Cherokee Phoenix

From the Boston Daily Advertiser and Patriot

Published November, 3, 1832

Page 2 Column 4c-Page 3 Column 2a

From the Boston Daily Advertiser and Patriot

THE CONDUCT OF THE ADMINISTRATION.

ARTICLE SEVENTH

THE INDIANS AND THE MISSIONARIES.

This is the darkest chapter in our history. If it were possible to draw a veil over it, we would gladly do so for the honor of our country and of humanity. But it is not. The work of iniquity is still in progress. The only hope of arresting it before it reaches it s consummation, must be founded on the awakening sense of justice of the people. The strongest appeals have been made repeatedly to the executive and legislative departments of the government, as they are now constituted, but without effect. The judiciary has nobly taken its stand in defence of the right, but without the cooperation of the executive, its interposition will probably be ineffectual. It is only by a change in the character of the administration, and of the majorities in Congress, that we can expect to redress this great wrong, and prevent the final extermination of a civilized and Christian community. If there were no other objection to our present rulers, this alone ought to be considered as decisive; and it is therefore of the highest importance that the facts in the case should be constantly kept before the public mind.

What then, are these facts? The Cherokee Indians, occupy a territory somewhat smaller than the state of Massachusetts, situated at that point where the boundaries of Georgia, North Carolina, Tennessee, and Alabama approach each other-partly in each of these states, but principally in Georgia. The possession of this territory has been solemnly guarantied to them in a succession of treaties, first by Georgia herself, and subsequently by the government of the United States, those of the latter class being not less than sixteen in number. In all these treaties, they are expressly recognized as a distinct community; their rights of property and jurisdiction are formally admitted; ' it is stipulated that no citizen of the United States shall enter their territory without a passport. In all these treaties there are mutual concessions; the Cherokees make grants and promises in exchange for the guaranties and promises which they receive. All these grants and promises so made by them have been faithfully executed-we have had the whole benefit of them;- it is not even pretended that there has been any breach of faith. The Supreme Court has declared that the treaties are valid and binding. Finally, the Intercourse Act of 1802 authorizes and requires the President to employ, if necessary the military force of the country, for the purpose of securing to the Indians the rights and privileges to which, under these treaties, they are entitled.

Labeled box records
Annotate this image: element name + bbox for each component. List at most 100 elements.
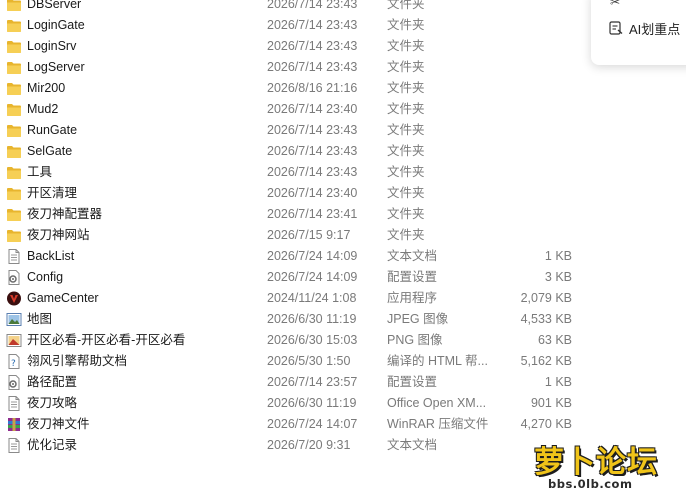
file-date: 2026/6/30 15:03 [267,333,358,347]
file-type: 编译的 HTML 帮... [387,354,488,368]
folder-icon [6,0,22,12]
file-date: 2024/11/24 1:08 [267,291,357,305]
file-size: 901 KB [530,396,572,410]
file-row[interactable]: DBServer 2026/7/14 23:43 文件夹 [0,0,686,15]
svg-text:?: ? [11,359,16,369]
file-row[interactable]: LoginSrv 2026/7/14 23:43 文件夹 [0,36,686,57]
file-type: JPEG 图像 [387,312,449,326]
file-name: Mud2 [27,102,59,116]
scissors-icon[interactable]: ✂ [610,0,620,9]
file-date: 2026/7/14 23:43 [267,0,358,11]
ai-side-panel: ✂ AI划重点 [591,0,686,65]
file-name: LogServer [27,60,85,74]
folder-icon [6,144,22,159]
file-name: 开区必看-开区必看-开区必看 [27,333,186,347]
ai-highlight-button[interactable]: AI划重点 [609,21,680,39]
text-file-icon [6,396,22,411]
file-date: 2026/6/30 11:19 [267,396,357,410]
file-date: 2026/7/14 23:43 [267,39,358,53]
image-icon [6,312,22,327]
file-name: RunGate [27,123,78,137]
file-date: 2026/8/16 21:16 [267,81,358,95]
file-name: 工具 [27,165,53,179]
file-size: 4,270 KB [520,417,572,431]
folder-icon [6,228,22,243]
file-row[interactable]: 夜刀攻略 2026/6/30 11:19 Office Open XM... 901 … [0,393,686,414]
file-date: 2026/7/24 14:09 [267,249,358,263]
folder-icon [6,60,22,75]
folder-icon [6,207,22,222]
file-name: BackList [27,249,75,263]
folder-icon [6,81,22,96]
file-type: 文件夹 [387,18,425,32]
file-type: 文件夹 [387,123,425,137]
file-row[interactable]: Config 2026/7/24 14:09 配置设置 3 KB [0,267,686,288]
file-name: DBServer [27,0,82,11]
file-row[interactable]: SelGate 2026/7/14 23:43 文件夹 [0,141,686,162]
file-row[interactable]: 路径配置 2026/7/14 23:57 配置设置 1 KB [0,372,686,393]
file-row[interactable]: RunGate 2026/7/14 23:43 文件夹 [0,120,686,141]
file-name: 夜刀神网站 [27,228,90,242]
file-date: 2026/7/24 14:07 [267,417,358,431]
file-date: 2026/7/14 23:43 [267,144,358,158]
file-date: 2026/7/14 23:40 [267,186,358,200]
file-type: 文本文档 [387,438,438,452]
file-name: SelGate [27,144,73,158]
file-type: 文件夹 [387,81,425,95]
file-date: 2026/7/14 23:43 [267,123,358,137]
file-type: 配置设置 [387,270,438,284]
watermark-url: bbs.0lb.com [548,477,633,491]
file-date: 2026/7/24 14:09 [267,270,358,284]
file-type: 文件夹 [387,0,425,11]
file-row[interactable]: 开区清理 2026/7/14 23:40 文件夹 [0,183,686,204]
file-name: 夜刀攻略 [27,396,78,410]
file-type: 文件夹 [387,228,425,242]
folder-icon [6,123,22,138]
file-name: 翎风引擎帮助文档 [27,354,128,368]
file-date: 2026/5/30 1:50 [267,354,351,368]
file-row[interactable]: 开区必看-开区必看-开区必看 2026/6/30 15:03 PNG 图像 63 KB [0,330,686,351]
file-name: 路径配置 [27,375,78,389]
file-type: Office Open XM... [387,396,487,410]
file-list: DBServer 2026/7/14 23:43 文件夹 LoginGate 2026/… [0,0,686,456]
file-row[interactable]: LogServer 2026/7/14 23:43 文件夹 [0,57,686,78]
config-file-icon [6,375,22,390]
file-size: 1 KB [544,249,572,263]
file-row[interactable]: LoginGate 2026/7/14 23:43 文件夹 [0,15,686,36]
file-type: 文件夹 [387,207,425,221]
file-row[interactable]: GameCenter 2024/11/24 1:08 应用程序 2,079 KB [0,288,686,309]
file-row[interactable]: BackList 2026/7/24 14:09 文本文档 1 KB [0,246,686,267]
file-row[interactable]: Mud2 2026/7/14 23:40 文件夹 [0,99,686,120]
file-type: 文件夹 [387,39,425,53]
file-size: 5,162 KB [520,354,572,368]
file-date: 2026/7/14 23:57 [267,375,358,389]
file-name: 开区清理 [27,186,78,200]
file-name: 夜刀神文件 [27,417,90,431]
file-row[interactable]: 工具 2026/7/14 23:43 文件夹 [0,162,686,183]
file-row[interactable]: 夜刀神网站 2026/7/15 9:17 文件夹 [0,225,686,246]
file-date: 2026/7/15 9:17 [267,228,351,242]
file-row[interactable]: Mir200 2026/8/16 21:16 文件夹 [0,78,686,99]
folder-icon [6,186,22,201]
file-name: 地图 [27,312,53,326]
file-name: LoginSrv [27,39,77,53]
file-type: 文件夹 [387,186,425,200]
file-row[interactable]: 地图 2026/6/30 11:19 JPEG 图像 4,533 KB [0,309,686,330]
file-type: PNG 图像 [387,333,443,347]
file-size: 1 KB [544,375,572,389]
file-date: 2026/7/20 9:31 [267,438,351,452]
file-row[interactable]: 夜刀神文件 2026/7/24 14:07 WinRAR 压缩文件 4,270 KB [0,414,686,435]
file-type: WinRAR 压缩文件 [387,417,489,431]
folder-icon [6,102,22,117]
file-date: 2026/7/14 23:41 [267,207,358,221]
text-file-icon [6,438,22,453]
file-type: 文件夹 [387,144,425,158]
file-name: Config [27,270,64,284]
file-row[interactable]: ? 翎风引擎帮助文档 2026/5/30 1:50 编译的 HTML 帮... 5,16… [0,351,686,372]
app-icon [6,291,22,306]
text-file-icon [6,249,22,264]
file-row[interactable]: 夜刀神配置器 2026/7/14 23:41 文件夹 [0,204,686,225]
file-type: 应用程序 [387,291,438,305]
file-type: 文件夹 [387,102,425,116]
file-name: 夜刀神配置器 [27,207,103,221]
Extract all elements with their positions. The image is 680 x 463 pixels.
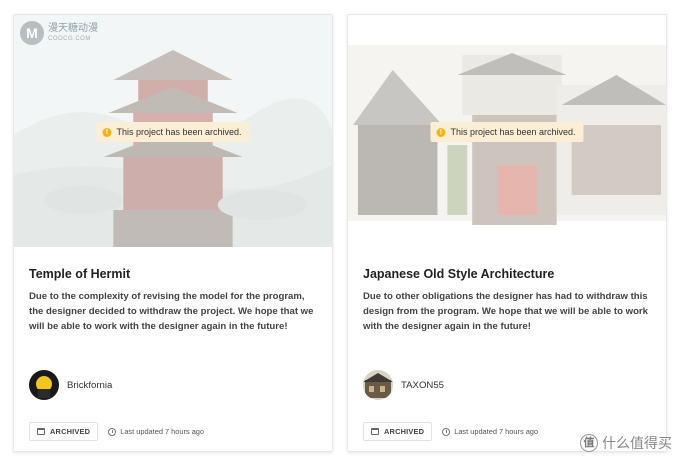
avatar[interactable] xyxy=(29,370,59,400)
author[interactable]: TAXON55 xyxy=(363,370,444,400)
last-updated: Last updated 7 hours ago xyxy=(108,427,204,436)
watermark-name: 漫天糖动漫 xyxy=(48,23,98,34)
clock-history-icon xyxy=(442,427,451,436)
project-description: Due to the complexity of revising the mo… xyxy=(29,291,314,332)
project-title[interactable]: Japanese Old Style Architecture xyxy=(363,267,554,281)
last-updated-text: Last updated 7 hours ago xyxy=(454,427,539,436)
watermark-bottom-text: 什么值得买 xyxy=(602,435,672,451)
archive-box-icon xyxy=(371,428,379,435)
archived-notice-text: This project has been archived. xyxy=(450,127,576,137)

Set task
Reproduce the full Cherokee Phoenix article from above word for word, including every line from the masthead to the final sentence.

The completed task
Cherokee Phoenix

From the Boston Daily Advertiser and Patriot

Published November, 3, 1832

Page 2 Column 4c-Page 3 Column 2a

From the Boston Daily Advertiser and Patriot

THE CONDUCT OF THE ADMINISTRATION.

ARTICLE SEVENTH

THE INDIANS AND THE MISSIONARIES.

This is the darkest chapter in our history. If it were possible to draw a veil over it, we would gladly do so for the honor of our country and of humanity. But it is not. The work of iniquity is still in progress. The only hope of arresting it before it reaches it s consummation, must be founded on the awakening sense of justice of the people. The strongest appeals have been made repeatedly to the executive and legislative departments of the government, as they are now constituted, but without effect. The judiciary has nobly taken its stand in defence of the right, but without the cooperation of the executive, its interposition will probably be ineffectual. It is only by a change in the character of the administration, and of the majorities in Congress, that we can expect to redress this great wrong, and prevent the final extermination of a civilized and Christian community. If there were no other objection to our present rulers, this alone ought to be considered as decisive; and it is therefore of the highest importance that the facts in the case should be constantly kept before the public mind.

What then, are these facts? The Cherokee Indians, occupy a territory somewhat smaller than the state of Massachusetts, situated at that point where the boundaries of Georgia, North Carolina, Tennessee, and Alabama approach each other-partly in each of these states, but principally in Georgia. The possession of this territory has been solemnly guarantied to them in a succession of treaties, first by Georgia herself, and subsequently by the government of the United States, those of the latter class being not less than sixteen in number. In all these treaties, they are expressly recognized as a distinct community; their rights of property and jurisdiction are formally admitted; ' it is stipulated that no citizen of the United States shall enter their territory without a passport. In all these treaties there are mutual concessions; the Cherokees make grants and promises in exchange for the guaranties and promises which they receive. All these grants and promises so made by them have been faithfully executed-we have had the whole benefit of them;- it is not even pretended that there has been any breach of faith. The Supreme Court has declared that the treaties are valid and binding. Finally, the Intercourse Act of 1802 authorizes and requires the President to employ, if necessary the military force of the country, for the purpose of securing to the Indians the rights and privileges to which, under these treaties, they are entitled.